Pick out all lines of the entries that include the word "JSON" and copy them.
[start]
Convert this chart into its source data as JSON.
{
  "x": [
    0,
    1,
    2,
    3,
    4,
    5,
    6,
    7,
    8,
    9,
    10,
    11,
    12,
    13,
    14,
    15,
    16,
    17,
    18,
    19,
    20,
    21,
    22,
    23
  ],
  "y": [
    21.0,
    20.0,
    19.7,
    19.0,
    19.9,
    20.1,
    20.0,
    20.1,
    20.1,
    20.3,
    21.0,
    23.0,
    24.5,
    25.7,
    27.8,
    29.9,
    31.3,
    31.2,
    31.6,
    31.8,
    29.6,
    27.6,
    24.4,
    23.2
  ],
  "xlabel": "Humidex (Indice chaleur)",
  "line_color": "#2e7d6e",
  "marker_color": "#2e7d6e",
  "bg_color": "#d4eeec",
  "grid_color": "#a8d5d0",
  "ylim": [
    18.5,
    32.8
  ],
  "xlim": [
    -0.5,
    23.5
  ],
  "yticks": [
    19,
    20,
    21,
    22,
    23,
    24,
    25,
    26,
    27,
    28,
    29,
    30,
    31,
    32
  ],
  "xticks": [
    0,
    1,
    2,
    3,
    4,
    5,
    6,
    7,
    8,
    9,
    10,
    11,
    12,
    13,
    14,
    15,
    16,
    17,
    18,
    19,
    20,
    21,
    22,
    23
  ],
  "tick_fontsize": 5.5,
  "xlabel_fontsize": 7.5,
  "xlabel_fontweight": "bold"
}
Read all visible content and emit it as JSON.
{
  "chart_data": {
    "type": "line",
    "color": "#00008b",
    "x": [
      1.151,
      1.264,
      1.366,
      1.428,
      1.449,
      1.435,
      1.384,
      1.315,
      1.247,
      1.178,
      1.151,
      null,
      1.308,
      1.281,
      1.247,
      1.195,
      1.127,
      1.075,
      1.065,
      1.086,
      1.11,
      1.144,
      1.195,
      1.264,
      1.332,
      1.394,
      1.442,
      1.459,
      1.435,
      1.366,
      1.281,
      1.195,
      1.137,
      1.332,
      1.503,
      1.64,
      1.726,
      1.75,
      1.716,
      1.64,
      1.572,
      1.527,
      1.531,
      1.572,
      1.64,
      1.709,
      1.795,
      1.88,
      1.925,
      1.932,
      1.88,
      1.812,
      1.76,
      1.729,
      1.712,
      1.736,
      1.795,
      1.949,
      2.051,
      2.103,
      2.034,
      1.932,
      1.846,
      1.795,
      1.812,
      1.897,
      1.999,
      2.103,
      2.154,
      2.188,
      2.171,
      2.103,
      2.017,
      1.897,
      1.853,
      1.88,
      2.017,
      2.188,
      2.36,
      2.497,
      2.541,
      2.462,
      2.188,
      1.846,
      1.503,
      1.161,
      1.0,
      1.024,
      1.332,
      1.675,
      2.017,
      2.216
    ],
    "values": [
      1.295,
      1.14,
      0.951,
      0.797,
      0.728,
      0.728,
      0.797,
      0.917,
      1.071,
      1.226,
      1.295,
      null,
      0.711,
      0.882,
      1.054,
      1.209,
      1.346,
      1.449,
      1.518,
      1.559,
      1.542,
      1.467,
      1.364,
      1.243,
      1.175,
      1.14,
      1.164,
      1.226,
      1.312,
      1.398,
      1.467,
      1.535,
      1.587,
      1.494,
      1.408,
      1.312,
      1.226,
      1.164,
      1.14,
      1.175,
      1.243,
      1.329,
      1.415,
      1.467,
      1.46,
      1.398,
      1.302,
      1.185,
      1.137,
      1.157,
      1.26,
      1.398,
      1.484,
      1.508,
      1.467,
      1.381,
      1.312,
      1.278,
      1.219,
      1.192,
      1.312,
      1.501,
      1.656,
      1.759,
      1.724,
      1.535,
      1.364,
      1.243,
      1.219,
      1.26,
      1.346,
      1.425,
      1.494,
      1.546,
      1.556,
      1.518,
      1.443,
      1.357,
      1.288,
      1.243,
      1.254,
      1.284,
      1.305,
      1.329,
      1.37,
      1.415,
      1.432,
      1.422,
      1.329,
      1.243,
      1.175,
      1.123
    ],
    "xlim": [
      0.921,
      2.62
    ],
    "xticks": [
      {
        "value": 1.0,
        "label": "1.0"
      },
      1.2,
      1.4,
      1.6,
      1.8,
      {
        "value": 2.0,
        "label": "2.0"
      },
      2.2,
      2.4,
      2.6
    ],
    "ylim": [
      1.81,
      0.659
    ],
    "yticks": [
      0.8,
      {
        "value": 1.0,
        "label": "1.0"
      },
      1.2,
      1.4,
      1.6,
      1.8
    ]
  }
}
[end]
**Written response:**
Convert this chart into its source data as JSON.
Read all visible content and emit it as JSON.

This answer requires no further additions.